DATASET EXTRACT:
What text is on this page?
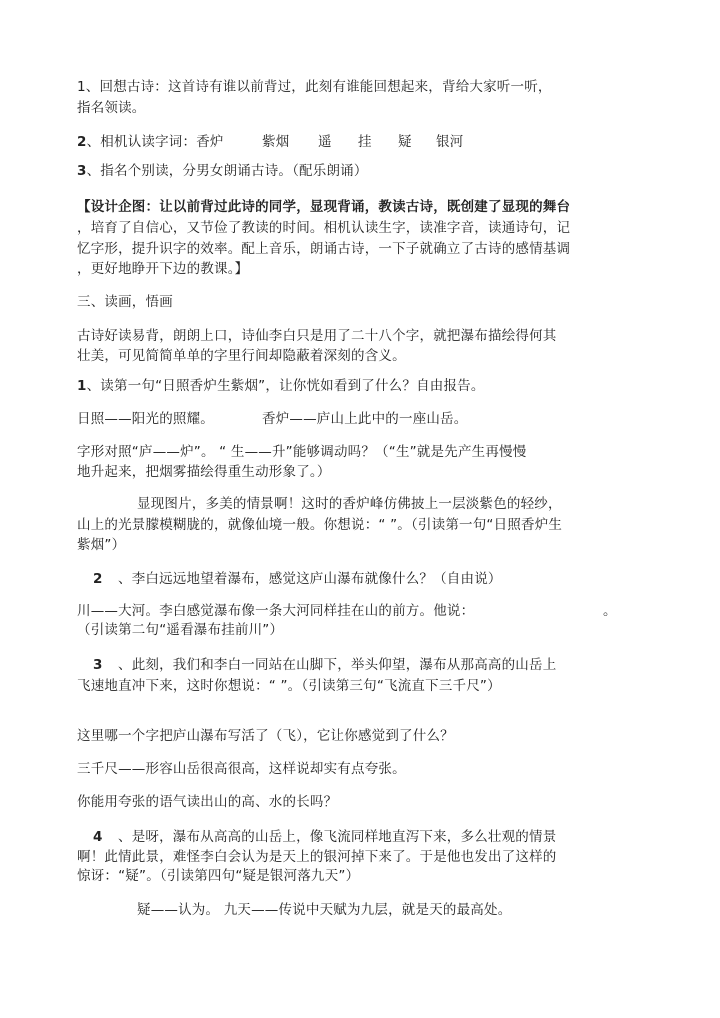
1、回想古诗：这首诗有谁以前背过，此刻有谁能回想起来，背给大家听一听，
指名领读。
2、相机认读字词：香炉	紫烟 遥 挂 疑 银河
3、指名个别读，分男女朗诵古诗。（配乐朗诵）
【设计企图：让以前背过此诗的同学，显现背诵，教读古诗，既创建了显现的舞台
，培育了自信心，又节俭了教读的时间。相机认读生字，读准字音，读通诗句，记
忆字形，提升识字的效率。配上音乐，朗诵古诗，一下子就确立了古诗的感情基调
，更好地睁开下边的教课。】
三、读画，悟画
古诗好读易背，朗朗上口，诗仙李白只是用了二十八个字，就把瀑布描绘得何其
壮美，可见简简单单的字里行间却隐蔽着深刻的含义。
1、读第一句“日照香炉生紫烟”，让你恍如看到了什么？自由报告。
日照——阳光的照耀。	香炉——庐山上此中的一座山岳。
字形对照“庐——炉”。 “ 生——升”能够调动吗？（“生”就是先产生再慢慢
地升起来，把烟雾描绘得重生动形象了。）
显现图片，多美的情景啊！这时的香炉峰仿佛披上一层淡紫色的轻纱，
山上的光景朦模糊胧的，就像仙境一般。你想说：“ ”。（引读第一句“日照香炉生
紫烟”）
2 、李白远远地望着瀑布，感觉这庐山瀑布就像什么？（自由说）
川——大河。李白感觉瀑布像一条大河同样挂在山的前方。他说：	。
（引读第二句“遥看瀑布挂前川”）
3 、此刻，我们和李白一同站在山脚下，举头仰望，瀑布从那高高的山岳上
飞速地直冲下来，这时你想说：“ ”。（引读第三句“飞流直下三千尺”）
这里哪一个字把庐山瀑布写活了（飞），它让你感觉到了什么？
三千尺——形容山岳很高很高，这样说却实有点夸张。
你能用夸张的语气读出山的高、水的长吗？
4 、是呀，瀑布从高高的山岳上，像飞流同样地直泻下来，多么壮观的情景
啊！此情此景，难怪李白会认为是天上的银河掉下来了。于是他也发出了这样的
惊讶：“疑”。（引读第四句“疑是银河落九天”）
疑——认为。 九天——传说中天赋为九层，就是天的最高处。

WRITTEN PROBLEM: Each entry above is to be written out again unchanged, apart from the pictures, which are left out.

THE REPLY:
What text is on this page?
1、回想古诗：这首诗有谁以前背过，此刻有谁能回想起来，背给大家听一听，
指名领读。
2、相机认读字词：香炉	紫烟 遥 挂 疑 银河
3、指名个别读，分男女朗诵古诗。（配乐朗诵）
【设计企图：让以前背过此诗的同学，显现背诵，教读古诗，既创建了显现的舞台
，培育了自信心，又节俭了教读的时间。相机认读生字，读准字音，读通诗句，记
忆字形，提升识字的效率。配上音乐，朗诵古诗，一下子就确立了古诗的感情基调
，更好地睁开下边的教课。】
三、读画，悟画
古诗好读易背，朗朗上口，诗仙李白只是用了二十八个字，就把瀑布描绘得何其
壮美，可见简简单单的字里行间却隐蔽着深刻的含义。
1、读第一句“日照香炉生紫烟”，让你恍如看到了什么？自由报告。
日照——阳光的照耀。	香炉——庐山上此中的一座山岳。
字形对照“庐——炉”。 “ 生——升”能够调动吗？（“生”就是先产生再慢慢
地升起来，把烟雾描绘得重生动形象了。）
显现图片，多美的情景啊！这时的香炉峰仿佛披上一层淡紫色的轻纱，
山上的光景朦模糊胧的，就像仙境一般。你想说：“ ”。（引读第一句“日照香炉生
紫烟”）
2 、李白远远地望着瀑布，感觉这庐山瀑布就像什么？（自由说）
川——大河。李白感觉瀑布像一条大河同样挂在山的前方。他说：	。
（引读第二句“遥看瀑布挂前川”）
3 、此刻，我们和李白一同站在山脚下，举头仰望，瀑布从那高高的山岳上
飞速地直冲下来，这时你想说：“ ”。（引读第三句“飞流直下三千尺”）
这里哪一个字把庐山瀑布写活了（飞），它让你感觉到了什么？
三千尺——形容山岳很高很高，这样说却实有点夸张。
你能用夸张的语气读出山的高、水的长吗？
4 、是呀，瀑布从高高的山岳上，像飞流同样地直泻下来，多么壮观的情景
啊！此情此景，难怪李白会认为是天上的银河掉下来了。于是他也发出了这样的
惊讶：“疑”。（引读第四句“疑是银河落九天”）
疑——认为。 九天——传说中天赋为九层，就是天的最高处。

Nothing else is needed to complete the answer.